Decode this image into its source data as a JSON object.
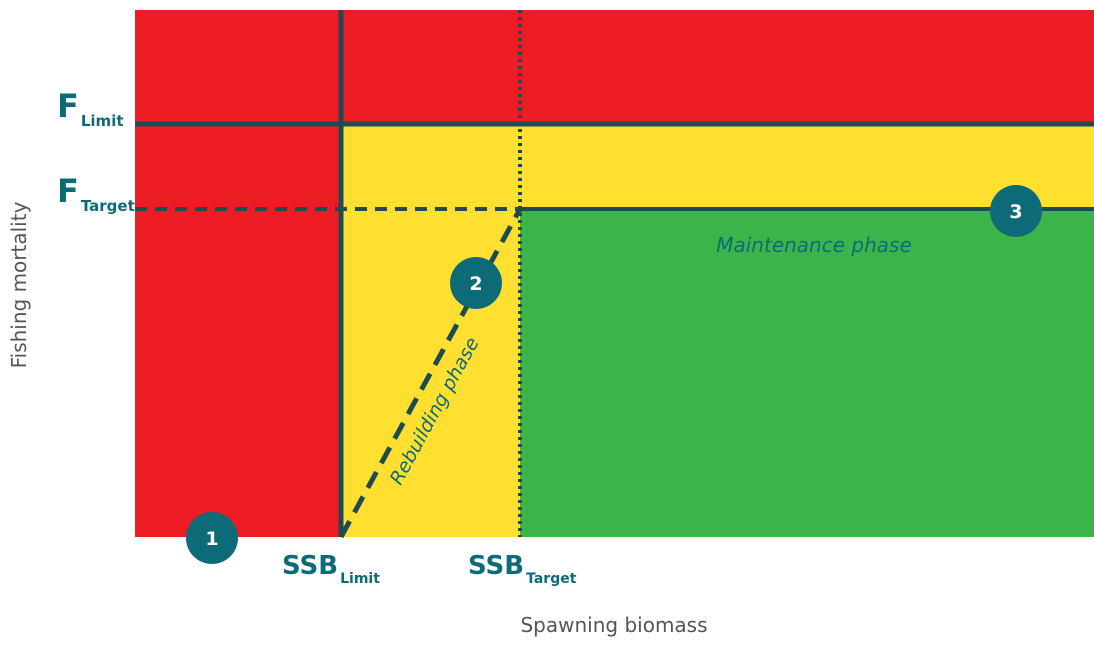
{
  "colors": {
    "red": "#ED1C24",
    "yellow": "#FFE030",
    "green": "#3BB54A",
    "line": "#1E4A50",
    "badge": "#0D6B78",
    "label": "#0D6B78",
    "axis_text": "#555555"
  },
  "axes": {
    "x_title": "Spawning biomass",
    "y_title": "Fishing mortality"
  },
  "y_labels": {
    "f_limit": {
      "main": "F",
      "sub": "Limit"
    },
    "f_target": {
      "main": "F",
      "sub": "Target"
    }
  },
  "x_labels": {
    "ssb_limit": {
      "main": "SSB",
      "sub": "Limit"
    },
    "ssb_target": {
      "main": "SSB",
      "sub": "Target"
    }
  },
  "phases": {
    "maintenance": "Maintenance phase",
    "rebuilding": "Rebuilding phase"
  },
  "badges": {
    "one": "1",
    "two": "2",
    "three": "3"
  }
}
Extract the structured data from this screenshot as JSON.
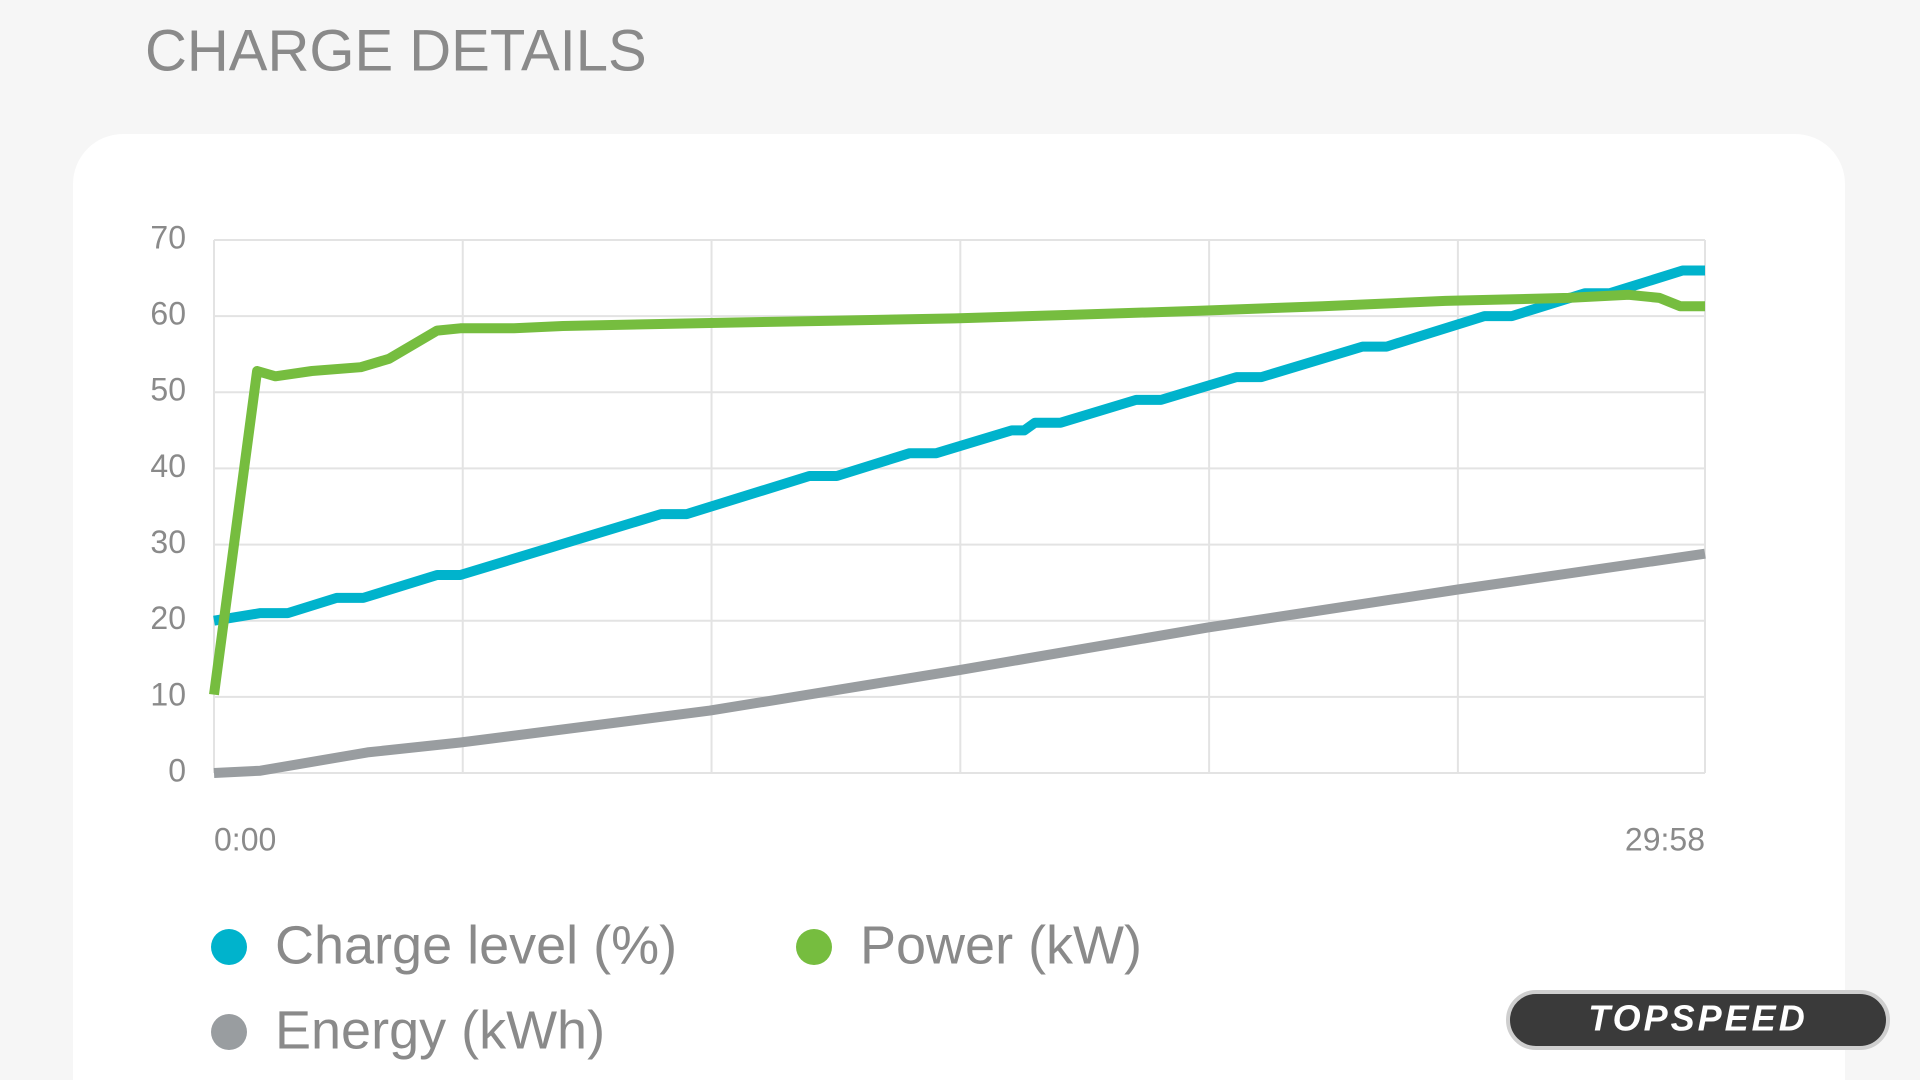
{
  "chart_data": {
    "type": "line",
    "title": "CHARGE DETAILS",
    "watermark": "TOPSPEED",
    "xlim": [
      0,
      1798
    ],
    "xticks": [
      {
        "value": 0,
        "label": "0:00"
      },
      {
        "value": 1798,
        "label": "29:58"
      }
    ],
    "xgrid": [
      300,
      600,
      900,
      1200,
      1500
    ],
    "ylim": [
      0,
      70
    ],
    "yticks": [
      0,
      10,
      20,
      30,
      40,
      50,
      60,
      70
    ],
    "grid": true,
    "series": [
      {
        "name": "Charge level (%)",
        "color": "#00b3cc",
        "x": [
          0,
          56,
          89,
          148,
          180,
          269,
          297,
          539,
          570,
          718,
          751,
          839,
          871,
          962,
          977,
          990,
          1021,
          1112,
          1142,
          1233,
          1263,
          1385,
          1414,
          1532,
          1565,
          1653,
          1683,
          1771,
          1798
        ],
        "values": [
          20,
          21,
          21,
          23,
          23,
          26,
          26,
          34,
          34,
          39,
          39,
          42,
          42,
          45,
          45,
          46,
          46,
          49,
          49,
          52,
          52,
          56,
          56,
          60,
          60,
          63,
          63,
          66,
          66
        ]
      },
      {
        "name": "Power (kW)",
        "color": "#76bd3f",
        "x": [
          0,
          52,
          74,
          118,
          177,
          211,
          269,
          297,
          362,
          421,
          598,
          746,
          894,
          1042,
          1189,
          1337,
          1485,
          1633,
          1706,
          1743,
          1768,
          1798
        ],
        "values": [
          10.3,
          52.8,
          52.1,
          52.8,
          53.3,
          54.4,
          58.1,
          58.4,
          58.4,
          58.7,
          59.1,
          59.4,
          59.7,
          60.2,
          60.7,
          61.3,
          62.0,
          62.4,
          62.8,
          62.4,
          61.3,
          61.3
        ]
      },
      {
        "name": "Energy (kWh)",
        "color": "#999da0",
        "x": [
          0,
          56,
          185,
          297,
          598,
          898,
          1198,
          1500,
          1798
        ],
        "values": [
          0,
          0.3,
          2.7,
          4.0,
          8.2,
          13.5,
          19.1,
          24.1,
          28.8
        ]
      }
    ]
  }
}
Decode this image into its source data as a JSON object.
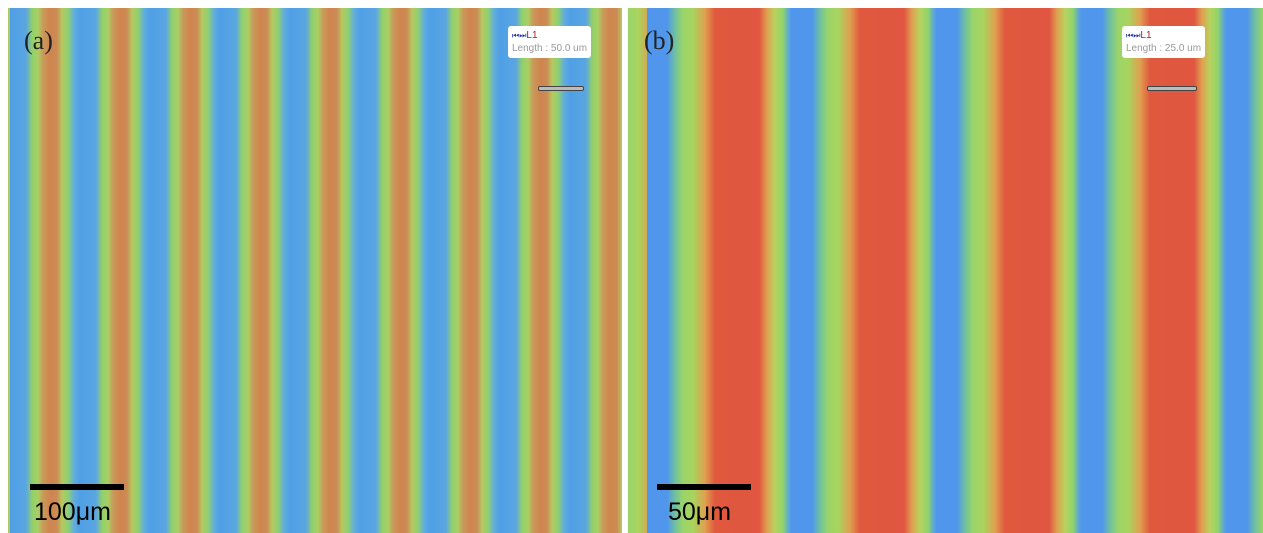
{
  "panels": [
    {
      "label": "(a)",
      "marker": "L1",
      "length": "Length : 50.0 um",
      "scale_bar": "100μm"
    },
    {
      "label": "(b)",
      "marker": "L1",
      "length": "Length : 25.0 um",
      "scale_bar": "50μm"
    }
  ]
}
-------
- Goal
Without the pictures, restate each entry exactly.

- The output
Decode this image into its source data as a JSON object.
{
  "colors": {
    "red": "#ED1C24",
    "yellow": "#FFE030",
    "green": "#3BB54A",
    "line": "#1E4A50",
    "badge": "#0D6B78",
    "label": "#0D6B78",
    "axis_text": "#555555"
  },
  "axes": {
    "x_title": "Spawning biomass",
    "y_title": "Fishing mortality"
  },
  "y_labels": {
    "f_limit": {
      "main": "F",
      "sub": "Limit"
    },
    "f_target": {
      "main": "F",
      "sub": "Target"
    }
  },
  "x_labels": {
    "ssb_limit": {
      "main": "SSB",
      "sub": "Limit"
    },
    "ssb_target": {
      "main": "SSB",
      "sub": "Target"
    }
  },
  "phases": {
    "maintenance": "Maintenance phase",
    "rebuilding": "Rebuilding phase"
  },
  "badges": {
    "one": "1",
    "two": "2",
    "three": "3"
  }
}
Extract the structured data from this screenshot as JSON.
{
  "chart_data": {
    "type": "line",
    "title": "CHARGE DETAILS",
    "watermark": "TOPSPEED",
    "xlim": [
      0,
      1798
    ],
    "xticks": [
      {
        "value": 0,
        "label": "0:00"
      },
      {
        "value": 1798,
        "label": "29:58"
      }
    ],
    "xgrid": [
      300,
      600,
      900,
      1200,
      1500
    ],
    "ylim": [
      0,
      70
    ],
    "yticks": [
      0,
      10,
      20,
      30,
      40,
      50,
      60,
      70
    ],
    "grid": true,
    "series": [
      {
        "name": "Charge level (%)",
        "color": "#00b3cc",
        "x": [
          0,
          56,
          89,
          148,
          180,
          269,
          297,
          539,
          570,
          718,
          751,
          839,
          871,
          962,
          977,
          990,
          1021,
          1112,
          1142,
          1233,
          1263,
          1385,
          1414,
          1532,
          1565,
          1653,
          1683,
          1771,
          1798
        ],
        "values": [
          20,
          21,
          21,
          23,
          23,
          26,
          26,
          34,
          34,
          39,
          39,
          42,
          42,
          45,
          45,
          46,
          46,
          49,
          49,
          52,
          52,
          56,
          56,
          60,
          60,
          63,
          63,
          66,
          66
        ]
      },
      {
        "name": "Power (kW)",
        "color": "#76bd3f",
        "x": [
          0,
          52,
          74,
          118,
          177,
          211,
          269,
          297,
          362,
          421,
          598,
          746,
          894,
          1042,
          1189,
          1337,
          1485,
          1633,
          1706,
          1743,
          1768,
          1798
        ],
        "values": [
          10.3,
          52.8,
          52.1,
          52.8,
          53.3,
          54.4,
          58.1,
          58.4,
          58.4,
          58.7,
          59.1,
          59.4,
          59.7,
          60.2,
          60.7,
          61.3,
          62.0,
          62.4,
          62.8,
          62.4,
          61.3,
          61.3
        ]
      },
      {
        "name": "Energy (kWh)",
        "color": "#999da0",
        "x": [
          0,
          56,
          185,
          297,
          598,
          898,
          1198,
          1500,
          1798
        ],
        "values": [
          0,
          0.3,
          2.7,
          4.0,
          8.2,
          13.5,
          19.1,
          24.1,
          28.8
        ]
      }
    ]
  }
}
Decode this image into its source data as a JSON object.
{
  "panels": [
    {
      "label": "(a)",
      "marker": "L1",
      "length": "Length : 50.0 um",
      "scale_bar": "100μm"
    },
    {
      "label": "(b)",
      "marker": "L1",
      "length": "Length : 25.0 um",
      "scale_bar": "50μm"
    }
  ]
}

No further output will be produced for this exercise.